* **Task goal**
Determine the count of lines holding "image" and give that count alone.

* **Provided records**
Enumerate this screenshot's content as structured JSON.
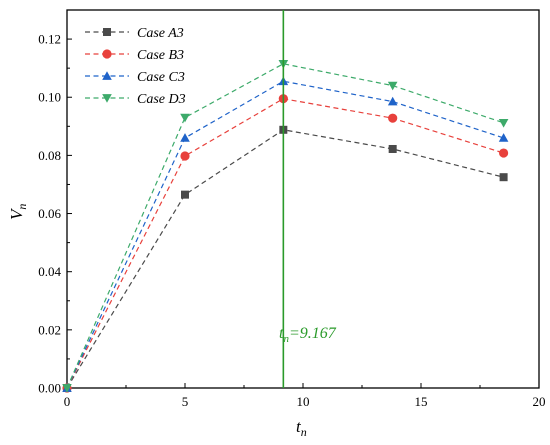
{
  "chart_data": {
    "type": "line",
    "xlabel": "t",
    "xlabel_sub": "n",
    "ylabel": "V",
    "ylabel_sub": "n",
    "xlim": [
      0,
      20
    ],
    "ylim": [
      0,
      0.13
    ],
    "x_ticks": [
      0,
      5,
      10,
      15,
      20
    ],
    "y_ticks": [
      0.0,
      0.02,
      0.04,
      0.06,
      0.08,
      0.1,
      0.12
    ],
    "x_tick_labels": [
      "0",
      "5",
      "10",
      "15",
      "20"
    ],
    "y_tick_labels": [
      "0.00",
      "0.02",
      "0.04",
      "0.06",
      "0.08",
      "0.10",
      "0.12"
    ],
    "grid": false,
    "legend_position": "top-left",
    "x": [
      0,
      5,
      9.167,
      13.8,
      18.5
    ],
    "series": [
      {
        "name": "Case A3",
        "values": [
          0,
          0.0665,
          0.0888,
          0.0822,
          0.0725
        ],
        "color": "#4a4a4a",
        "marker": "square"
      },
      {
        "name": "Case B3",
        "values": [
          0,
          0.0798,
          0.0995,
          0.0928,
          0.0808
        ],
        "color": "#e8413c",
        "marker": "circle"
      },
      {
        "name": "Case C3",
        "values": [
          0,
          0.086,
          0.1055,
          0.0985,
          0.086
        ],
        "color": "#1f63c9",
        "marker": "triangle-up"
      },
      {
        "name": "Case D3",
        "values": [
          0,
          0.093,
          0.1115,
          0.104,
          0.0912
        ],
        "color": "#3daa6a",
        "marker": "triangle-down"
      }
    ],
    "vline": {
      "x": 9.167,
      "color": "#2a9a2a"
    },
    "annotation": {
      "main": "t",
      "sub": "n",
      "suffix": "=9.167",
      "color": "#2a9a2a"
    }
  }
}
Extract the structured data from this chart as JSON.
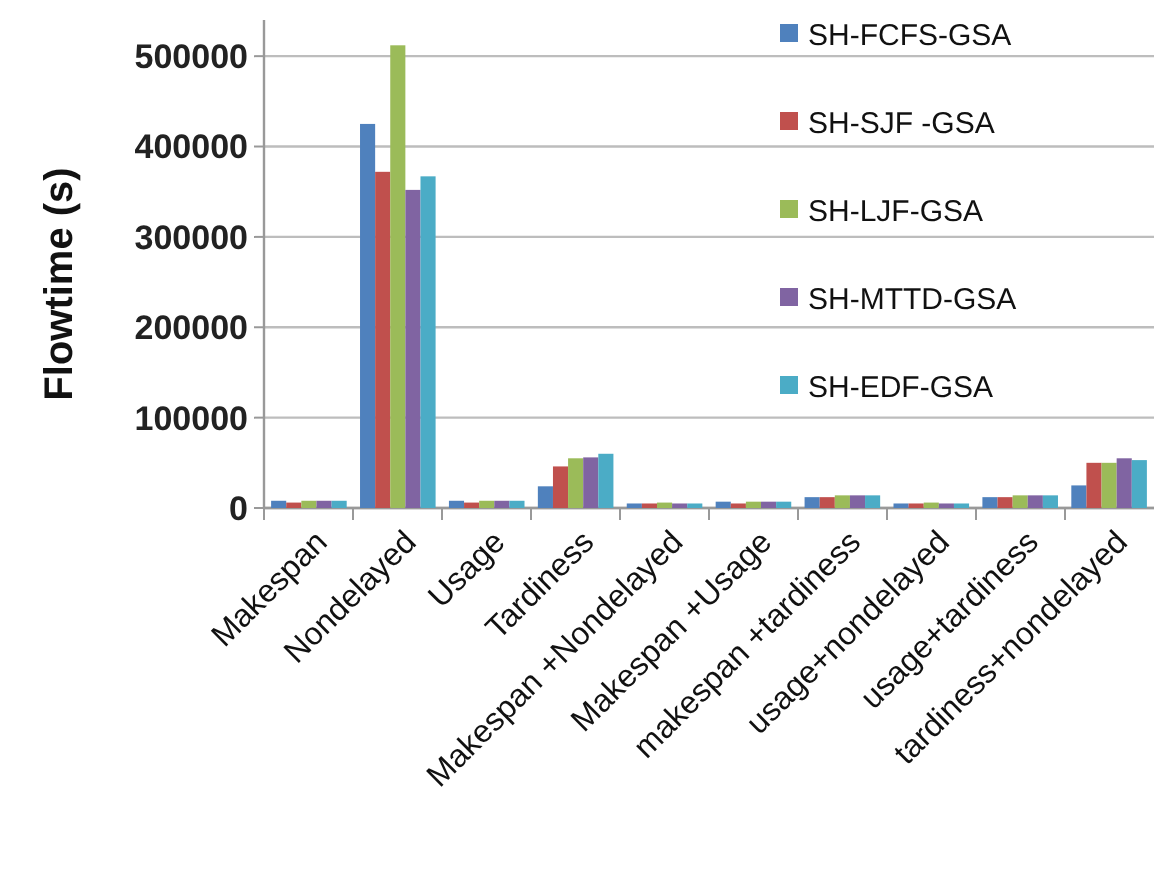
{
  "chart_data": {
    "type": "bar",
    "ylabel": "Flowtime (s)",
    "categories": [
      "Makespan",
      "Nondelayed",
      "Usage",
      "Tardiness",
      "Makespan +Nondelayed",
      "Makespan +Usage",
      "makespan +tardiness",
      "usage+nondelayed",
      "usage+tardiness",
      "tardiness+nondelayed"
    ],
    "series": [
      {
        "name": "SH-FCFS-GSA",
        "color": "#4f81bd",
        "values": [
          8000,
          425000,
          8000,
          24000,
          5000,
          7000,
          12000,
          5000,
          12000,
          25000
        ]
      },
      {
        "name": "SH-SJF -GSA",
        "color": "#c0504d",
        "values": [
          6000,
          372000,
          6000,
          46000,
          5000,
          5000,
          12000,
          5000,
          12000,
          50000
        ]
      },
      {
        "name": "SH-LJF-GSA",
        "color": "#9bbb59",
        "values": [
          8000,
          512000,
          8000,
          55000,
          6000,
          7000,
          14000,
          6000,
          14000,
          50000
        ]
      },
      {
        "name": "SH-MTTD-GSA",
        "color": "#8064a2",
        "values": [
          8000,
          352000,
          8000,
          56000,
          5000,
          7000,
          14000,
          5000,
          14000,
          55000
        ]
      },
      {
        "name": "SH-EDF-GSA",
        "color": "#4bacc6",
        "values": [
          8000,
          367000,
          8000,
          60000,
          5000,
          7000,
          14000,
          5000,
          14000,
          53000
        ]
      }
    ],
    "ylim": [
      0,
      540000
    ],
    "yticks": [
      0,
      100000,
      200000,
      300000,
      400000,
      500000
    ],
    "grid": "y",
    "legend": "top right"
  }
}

...

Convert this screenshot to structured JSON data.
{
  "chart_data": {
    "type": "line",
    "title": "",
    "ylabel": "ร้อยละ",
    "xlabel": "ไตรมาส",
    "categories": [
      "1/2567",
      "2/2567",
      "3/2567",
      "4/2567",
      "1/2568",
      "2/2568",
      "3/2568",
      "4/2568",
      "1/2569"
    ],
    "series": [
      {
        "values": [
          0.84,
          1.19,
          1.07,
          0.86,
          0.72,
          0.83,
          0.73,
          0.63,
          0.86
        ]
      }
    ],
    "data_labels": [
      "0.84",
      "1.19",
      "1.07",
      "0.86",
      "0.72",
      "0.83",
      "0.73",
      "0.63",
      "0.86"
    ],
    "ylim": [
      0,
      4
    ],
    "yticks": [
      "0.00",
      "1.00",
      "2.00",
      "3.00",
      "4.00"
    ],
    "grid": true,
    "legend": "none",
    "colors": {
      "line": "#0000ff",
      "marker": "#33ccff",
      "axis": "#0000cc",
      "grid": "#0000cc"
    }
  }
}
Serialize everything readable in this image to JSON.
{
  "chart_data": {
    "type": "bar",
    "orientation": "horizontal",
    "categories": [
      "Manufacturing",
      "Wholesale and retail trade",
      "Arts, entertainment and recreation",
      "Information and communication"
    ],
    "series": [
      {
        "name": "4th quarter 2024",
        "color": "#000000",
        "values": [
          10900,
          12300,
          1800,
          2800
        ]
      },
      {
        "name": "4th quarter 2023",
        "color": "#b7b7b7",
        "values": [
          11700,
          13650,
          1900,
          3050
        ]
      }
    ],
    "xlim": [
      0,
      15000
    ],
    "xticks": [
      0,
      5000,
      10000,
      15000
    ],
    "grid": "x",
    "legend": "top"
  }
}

...

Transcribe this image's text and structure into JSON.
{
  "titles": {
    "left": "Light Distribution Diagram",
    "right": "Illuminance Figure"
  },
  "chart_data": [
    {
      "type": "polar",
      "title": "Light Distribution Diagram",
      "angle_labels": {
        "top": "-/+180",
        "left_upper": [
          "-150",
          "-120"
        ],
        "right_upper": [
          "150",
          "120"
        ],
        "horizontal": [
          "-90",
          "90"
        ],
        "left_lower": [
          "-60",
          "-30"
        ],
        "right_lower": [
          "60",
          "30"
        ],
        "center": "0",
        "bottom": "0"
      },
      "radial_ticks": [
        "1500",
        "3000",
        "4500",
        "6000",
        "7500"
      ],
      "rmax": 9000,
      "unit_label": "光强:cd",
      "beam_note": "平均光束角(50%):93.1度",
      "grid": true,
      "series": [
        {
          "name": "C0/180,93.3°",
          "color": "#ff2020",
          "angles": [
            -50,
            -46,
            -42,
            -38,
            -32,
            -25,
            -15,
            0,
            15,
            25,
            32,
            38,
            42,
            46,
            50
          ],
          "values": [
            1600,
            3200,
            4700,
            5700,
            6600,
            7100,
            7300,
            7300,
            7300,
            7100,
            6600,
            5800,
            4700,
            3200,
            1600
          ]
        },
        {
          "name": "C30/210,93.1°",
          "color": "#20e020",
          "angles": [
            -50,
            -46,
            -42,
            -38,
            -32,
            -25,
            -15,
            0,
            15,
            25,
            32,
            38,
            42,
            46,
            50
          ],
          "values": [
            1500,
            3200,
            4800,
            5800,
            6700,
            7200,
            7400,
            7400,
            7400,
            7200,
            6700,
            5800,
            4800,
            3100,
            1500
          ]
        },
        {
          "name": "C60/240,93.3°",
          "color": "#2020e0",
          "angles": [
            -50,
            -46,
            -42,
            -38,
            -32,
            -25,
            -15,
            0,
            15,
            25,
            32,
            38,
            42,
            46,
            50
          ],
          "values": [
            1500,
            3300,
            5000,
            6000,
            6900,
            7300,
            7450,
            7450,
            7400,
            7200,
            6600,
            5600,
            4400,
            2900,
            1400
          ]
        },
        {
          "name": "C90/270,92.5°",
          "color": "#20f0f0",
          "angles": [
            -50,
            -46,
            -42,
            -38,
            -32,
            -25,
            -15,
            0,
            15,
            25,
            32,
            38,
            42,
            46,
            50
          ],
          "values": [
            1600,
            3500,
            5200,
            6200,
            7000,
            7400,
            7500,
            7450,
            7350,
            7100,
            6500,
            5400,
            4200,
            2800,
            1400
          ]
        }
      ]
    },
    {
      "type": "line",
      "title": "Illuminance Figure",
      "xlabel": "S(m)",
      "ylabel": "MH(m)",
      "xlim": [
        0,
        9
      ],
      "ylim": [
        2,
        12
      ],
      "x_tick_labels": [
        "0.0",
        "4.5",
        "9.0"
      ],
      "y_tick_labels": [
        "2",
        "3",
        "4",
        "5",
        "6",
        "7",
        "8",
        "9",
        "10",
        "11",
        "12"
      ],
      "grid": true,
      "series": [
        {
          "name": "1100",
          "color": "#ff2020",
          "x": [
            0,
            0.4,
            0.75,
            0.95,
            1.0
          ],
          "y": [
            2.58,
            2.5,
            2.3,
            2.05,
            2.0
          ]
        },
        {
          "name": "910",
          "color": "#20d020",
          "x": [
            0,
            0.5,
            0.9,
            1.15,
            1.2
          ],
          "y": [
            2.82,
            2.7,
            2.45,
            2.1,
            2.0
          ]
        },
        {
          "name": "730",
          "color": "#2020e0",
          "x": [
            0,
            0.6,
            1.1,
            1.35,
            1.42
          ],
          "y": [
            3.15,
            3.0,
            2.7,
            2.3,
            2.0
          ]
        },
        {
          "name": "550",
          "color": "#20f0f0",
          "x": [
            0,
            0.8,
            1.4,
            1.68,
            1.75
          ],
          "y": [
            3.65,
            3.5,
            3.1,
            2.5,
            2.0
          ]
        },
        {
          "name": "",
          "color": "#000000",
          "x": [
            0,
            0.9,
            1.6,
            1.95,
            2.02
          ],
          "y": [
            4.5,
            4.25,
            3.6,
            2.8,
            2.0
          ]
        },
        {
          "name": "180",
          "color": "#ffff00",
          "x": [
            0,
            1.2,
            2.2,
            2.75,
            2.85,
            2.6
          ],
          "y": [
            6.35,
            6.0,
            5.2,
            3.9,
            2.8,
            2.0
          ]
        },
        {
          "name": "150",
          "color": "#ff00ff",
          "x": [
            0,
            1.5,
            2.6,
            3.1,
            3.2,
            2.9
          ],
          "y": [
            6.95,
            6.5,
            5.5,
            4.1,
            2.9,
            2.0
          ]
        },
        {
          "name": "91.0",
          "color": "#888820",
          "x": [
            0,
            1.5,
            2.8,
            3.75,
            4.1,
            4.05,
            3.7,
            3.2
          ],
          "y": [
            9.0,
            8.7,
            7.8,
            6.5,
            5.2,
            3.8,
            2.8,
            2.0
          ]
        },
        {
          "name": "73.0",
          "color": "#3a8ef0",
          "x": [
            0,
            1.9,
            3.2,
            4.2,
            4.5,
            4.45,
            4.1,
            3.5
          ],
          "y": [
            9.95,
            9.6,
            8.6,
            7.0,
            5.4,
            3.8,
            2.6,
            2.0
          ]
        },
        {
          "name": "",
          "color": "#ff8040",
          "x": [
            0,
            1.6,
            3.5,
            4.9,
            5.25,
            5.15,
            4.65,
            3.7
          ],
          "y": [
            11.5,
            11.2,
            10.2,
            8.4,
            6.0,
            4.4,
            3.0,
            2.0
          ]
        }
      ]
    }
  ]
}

* **Task answer**
2